■ Requirement ■
Retype each line of the material exactly, please, skipping any picture in it.

■ Records provided ■
* START *

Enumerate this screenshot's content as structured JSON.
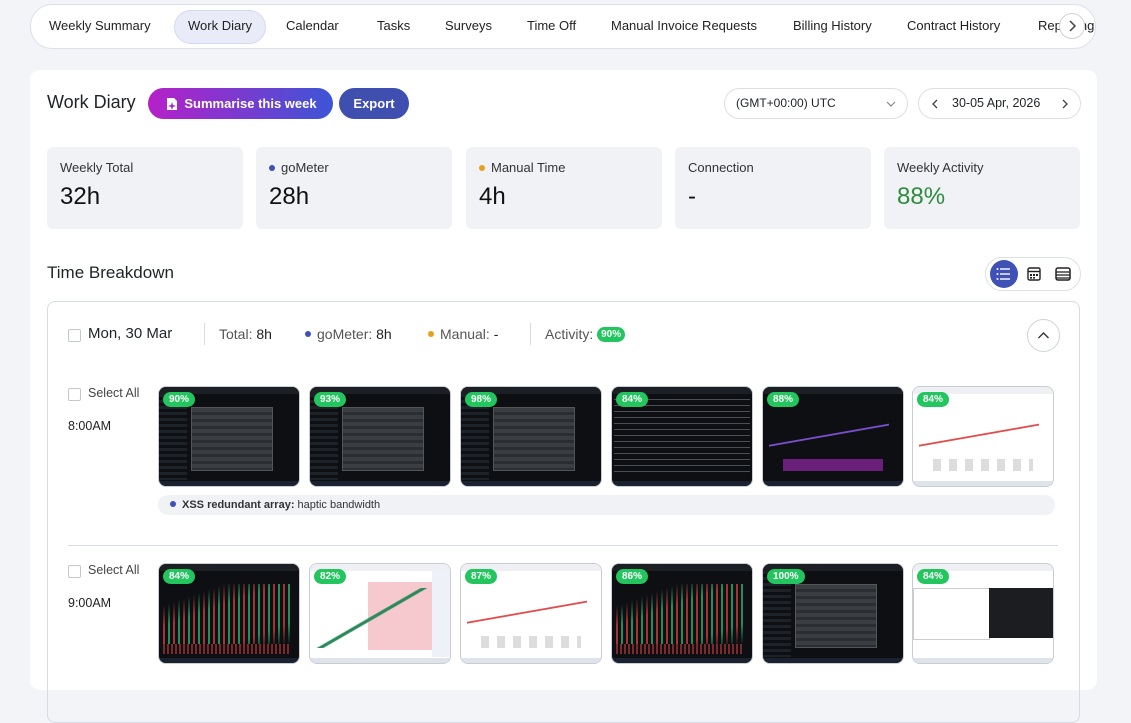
{
  "tabs": [
    "Weekly Summary",
    "Work Diary",
    "Calendar",
    "Tasks",
    "Surveys",
    "Time Off",
    "Manual Invoice Requests",
    "Billing History",
    "Contract History",
    "Reporting"
  ],
  "header": {
    "title": "Work Diary",
    "summarise_button": "Summarise this week",
    "export_button": "Export",
    "timezone": "(GMT+00:00) UTC",
    "date_range": "30-05 Apr, 2026"
  },
  "stats": [
    {
      "label": "Weekly Total",
      "value": "32h"
    },
    {
      "label": "goMeter",
      "value": "28h"
    },
    {
      "label": "Manual Time",
      "value": "4h"
    },
    {
      "label": "Connection",
      "value": "-"
    },
    {
      "label": "Weekly Activity",
      "value": "88%"
    }
  ],
  "section_title": "Time Breakdown",
  "day": {
    "date": "Mon, 30 Mar",
    "total_label": "Total:",
    "total": "8h",
    "gometer_label": "goMeter:",
    "gometer": "8h",
    "manual_label": "Manual:",
    "manual": "-",
    "activity_label": "Activity:",
    "activity": "90%",
    "slots": [
      {
        "select_all": "Select All",
        "time": "8:00AM",
        "screenshots": [
          "90%",
          "93%",
          "98%",
          "84%",
          "88%",
          "84%"
        ],
        "memo": {
          "title": "XSS redundant array:",
          "text": "haptic bandwidth"
        }
      },
      {
        "select_all": "Select All",
        "time": "9:00AM",
        "screenshots": [
          "84%",
          "82%",
          "87%",
          "86%",
          "100%",
          "84%"
        ]
      }
    ]
  }
}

* END *

■ Finished exercise ■
Enumerate this screenshot's content as structured JSON.
{
  "tabs": [
    "Weekly Summary",
    "Work Diary",
    "Calendar",
    "Tasks",
    "Surveys",
    "Time Off",
    "Manual Invoice Requests",
    "Billing History",
    "Contract History",
    "Reporting"
  ],
  "header": {
    "title": "Work Diary",
    "summarise_button": "Summarise this week",
    "export_button": "Export",
    "timezone": "(GMT+00:00) UTC",
    "date_range": "30-05 Apr, 2026"
  },
  "stats": [
    {
      "label": "Weekly Total",
      "value": "32h"
    },
    {
      "label": "goMeter",
      "value": "28h"
    },
    {
      "label": "Manual Time",
      "value": "4h"
    },
    {
      "label": "Connection",
      "value": "-"
    },
    {
      "label": "Weekly Activity",
      "value": "88%"
    }
  ],
  "section_title": "Time Breakdown",
  "day": {
    "date": "Mon, 30 Mar",
    "total_label": "Total:",
    "total": "8h",
    "gometer_label": "goMeter:",
    "gometer": "8h",
    "manual_label": "Manual:",
    "manual": "-",
    "activity_label": "Activity:",
    "activity": "90%",
    "slots": [
      {
        "select_all": "Select All",
        "time": "8:00AM",
        "screenshots": [
          "90%",
          "93%",
          "98%",
          "84%",
          "88%",
          "84%"
        ],
        "memo": {
          "title": "XSS redundant array:",
          "text": "haptic bandwidth"
        }
      },
      {
        "select_all": "Select All",
        "time": "9:00AM",
        "screenshots": [
          "84%",
          "82%",
          "87%",
          "86%",
          "100%",
          "84%"
        ]
      }
    ]
  }
}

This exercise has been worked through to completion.